_TASK BRIEF_
Transcribe all records exactly.

- - -

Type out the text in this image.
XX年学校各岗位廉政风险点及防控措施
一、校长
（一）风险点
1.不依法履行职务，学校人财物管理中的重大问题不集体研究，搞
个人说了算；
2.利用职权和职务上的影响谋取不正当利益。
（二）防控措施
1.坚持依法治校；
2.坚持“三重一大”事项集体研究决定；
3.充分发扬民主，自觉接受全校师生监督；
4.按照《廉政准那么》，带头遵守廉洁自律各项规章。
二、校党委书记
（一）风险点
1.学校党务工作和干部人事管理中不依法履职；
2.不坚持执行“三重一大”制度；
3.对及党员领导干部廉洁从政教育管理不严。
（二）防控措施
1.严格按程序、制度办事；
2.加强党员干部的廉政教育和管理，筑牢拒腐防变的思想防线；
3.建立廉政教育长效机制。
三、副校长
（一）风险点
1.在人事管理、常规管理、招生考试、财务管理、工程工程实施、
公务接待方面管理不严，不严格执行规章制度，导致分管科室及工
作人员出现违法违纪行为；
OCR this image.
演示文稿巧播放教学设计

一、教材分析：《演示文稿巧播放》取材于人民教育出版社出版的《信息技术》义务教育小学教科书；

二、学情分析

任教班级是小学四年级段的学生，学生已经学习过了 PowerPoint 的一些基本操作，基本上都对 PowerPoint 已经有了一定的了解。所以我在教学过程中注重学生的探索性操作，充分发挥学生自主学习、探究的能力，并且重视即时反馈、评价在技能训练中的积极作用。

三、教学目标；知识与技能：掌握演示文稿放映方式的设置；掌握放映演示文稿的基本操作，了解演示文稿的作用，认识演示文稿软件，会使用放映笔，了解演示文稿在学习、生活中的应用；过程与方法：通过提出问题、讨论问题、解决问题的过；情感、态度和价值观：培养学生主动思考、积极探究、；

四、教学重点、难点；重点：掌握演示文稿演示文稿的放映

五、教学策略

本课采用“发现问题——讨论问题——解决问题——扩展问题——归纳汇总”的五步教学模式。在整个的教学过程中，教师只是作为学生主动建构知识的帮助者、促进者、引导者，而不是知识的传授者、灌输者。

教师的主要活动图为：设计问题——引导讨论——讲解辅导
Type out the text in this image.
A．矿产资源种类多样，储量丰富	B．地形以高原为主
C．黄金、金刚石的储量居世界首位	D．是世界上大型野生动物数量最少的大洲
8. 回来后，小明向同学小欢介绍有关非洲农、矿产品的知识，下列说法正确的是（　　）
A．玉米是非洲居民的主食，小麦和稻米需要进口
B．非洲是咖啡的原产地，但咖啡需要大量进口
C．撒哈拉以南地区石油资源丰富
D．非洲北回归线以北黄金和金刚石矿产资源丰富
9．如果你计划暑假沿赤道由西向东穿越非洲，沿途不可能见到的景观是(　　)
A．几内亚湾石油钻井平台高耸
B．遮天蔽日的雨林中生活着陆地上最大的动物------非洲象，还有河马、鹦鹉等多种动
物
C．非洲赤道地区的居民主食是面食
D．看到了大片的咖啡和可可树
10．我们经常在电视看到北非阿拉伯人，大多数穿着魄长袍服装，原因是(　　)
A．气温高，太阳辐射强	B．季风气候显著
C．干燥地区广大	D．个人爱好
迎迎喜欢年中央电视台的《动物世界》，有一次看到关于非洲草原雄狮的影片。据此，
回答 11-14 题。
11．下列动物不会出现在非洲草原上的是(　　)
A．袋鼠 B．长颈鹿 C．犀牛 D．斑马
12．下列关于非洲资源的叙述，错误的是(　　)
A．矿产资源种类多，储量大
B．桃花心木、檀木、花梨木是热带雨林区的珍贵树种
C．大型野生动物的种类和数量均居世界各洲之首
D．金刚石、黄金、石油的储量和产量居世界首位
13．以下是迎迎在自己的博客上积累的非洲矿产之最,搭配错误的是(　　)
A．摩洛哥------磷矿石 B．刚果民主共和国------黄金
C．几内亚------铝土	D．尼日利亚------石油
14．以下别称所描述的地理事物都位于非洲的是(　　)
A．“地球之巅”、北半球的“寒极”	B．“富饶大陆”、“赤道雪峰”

- - -

_TASK OUTPUT_
Type out the text in this image.
XX年学校各岗位廉政风险点及防控措施
一、校长
（一）风险点
1.不依法履行职务，学校人财物管理中的重大问题不集体研究，搞
个人说了算；
2.利用职权和职务上的影响谋取不正当利益。
（二）防控措施
1.坚持依法治校；
2.坚持“三重一大”事项集体研究决定；
3.充分发扬民主，自觉接受全校师生监督；
4.按照《廉政准那么》，带头遵守廉洁自律各项规章。
二、校党委书记
（一）风险点
1.学校党务工作和干部人事管理中不依法履职；
2.不坚持执行“三重一大”制度；
3.对及党员领导干部廉洁从政教育管理不严。
（二）防控措施
1.严格按程序、制度办事；
2.加强党员干部的廉政教育和管理，筑牢拒腐防变的思想防线；
3.建立廉政教育长效机制。
三、副校长
（一）风险点
1.在人事管理、常规管理、招生考试、财务管理、工程工程实施、
公务接待方面管理不严，不严格执行规章制度，导致分管科室及工
作人员出现违法违纪行为；
OCR this image.
演示文稿巧播放教学设计

一、教材分析：《演示文稿巧播放》取材于人民教育出版社出版的《信息技术》义务教育小学教科书；

二、学情分析

任教班级是小学四年级段的学生，学生已经学习过了 PowerPoint 的一些基本操作，基本上都对 PowerPoint 已经有了一定的了解。所以我在教学过程中注重学生的探索性操作，充分发挥学生自主学习、探究的能力，并且重视即时反馈、评价在技能训练中的积极作用。

三、教学目标；知识与技能：掌握演示文稿放映方式的设置；掌握放映演示文稿的基本操作，了解演示文稿的作用，认识演示文稿软件，会使用放映笔，了解演示文稿在学习、生活中的应用；过程与方法：通过提出问题、讨论问题、解决问题的过；情感、态度和价值观：培养学生主动思考、积极探究、；

四、教学重点、难点；重点：掌握演示文稿演示文稿的放映

五、教学策略

本课采用“发现问题——讨论问题——解决问题——扩展问题——归纳汇总”的五步教学模式。在整个的教学过程中，教师只是作为学生主动建构知识的帮助者、促进者、引导者，而不是知识的传授者、灌输者。

教师的主要活动图为：设计问题——引导讨论——讲解辅导
Type out the text in this image.
A．矿产资源种类多样，储量丰富	B．地形以高原为主
C．黄金、金刚石的储量居世界首位	D．是世界上大型野生动物数量最少的大洲
8. 回来后，小明向同学小欢介绍有关非洲农、矿产品的知识，下列说法正确的是（　　）
A．玉米是非洲居民的主食，小麦和稻米需要进口
B．非洲是咖啡的原产地，但咖啡需要大量进口
C．撒哈拉以南地区石油资源丰富
D．非洲北回归线以北黄金和金刚石矿产资源丰富
9．如果你计划暑假沿赤道由西向东穿越非洲，沿途不可能见到的景观是(　　)
A．几内亚湾石油钻井平台高耸
B．遮天蔽日的雨林中生活着陆地上最大的动物------非洲象，还有河马、鹦鹉等多种动
物
C．非洲赤道地区的居民主食是面食
D．看到了大片的咖啡和可可树
10．我们经常在电视看到北非阿拉伯人，大多数穿着魄长袍服装，原因是(　　)
A．气温高，太阳辐射强	B．季风气候显著
C．干燥地区广大	D．个人爱好
迎迎喜欢年中央电视台的《动物世界》，有一次看到关于非洲草原雄狮的影片。据此，
回答 11-14 题。
11．下列动物不会出现在非洲草原上的是(　　)
A．袋鼠 B．长颈鹿 C．犀牛 D．斑马
12．下列关于非洲资源的叙述，错误的是(　　)
A．矿产资源种类多，储量大
B．桃花心木、檀木、花梨木是热带雨林区的珍贵树种
C．大型野生动物的种类和数量均居世界各洲之首
D．金刚石、黄金、石油的储量和产量居世界首位
13．以下是迎迎在自己的博客上积累的非洲矿产之最,搭配错误的是(　　)
A．摩洛哥------磷矿石 B．刚果民主共和国------黄金
C．几内亚------铝土	D．尼日利亚------石油
14．以下别称所描述的地理事物都位于非洲的是(　　)
A．“地球之巅”、北半球的“寒极”	B．“富饶大陆”、“赤道雪峰”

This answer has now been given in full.